> Raw data

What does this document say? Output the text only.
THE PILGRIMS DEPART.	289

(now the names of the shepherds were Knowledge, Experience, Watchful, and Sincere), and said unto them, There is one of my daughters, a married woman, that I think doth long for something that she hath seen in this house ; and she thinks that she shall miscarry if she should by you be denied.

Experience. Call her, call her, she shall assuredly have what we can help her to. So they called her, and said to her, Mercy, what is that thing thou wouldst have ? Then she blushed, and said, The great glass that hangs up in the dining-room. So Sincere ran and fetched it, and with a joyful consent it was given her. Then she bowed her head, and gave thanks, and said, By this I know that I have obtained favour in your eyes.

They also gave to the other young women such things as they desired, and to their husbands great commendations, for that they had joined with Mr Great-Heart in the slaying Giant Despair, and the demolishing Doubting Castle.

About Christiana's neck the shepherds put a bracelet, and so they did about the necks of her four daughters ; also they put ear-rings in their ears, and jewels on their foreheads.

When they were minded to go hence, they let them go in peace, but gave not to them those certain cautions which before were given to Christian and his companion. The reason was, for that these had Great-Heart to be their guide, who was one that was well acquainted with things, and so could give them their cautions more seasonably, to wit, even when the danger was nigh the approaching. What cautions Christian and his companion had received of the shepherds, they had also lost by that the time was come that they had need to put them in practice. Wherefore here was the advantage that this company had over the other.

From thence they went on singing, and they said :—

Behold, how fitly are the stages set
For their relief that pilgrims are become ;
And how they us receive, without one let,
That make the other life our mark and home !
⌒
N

> Directions for this task
Show the data once more, exactly as it was written.

> Answer to the problem
What does this document say? Output the text only.
THE PILGRIMS DEPART.	289

(now the names of the shepherds were Knowledge, Experience, Watchful, and Sincere), and said unto them, There is one of my daughters, a married woman, that I think doth long for something that she hath seen in this house ; and she thinks that she shall miscarry if she should by you be denied.

Experience. Call her, call her, she shall assuredly have what we can help her to. So they called her, and said to her, Mercy, what is that thing thou wouldst have ? Then she blushed, and said, The great glass that hangs up in the dining-room. So Sincere ran and fetched it, and with a joyful consent it was given her. Then she bowed her head, and gave thanks, and said, By this I know that I have obtained favour in your eyes.

They also gave to the other young women such things as they desired, and to their husbands great commendations, for that they had joined with Mr Great-Heart in the slaying Giant Despair, and the demolishing Doubting Castle.

About Christiana's neck the shepherds put a bracelet, and so they did about the necks of her four daughters ; also they put ear-rings in their ears, and jewels on their foreheads.

When they were minded to go hence, they let them go in peace, but gave not to them those certain cautions which before were given to Christian and his companion. The reason was, for that these had Great-Heart to be their guide, who was one that was well acquainted with things, and so could give them their cautions more seasonably, to wit, even when the danger was nigh the approaching. What cautions Christian and his companion had received of the shepherds, they had also lost by that the time was come that they had need to put them in practice. Wherefore here was the advantage that this company had over the other.

From thence they went on singing, and they said :—

Behold, how fitly are the stages set
For their relief that pilgrims are become ;
And how they us receive, without one let,
That make the other life our mark and home !
⌒
N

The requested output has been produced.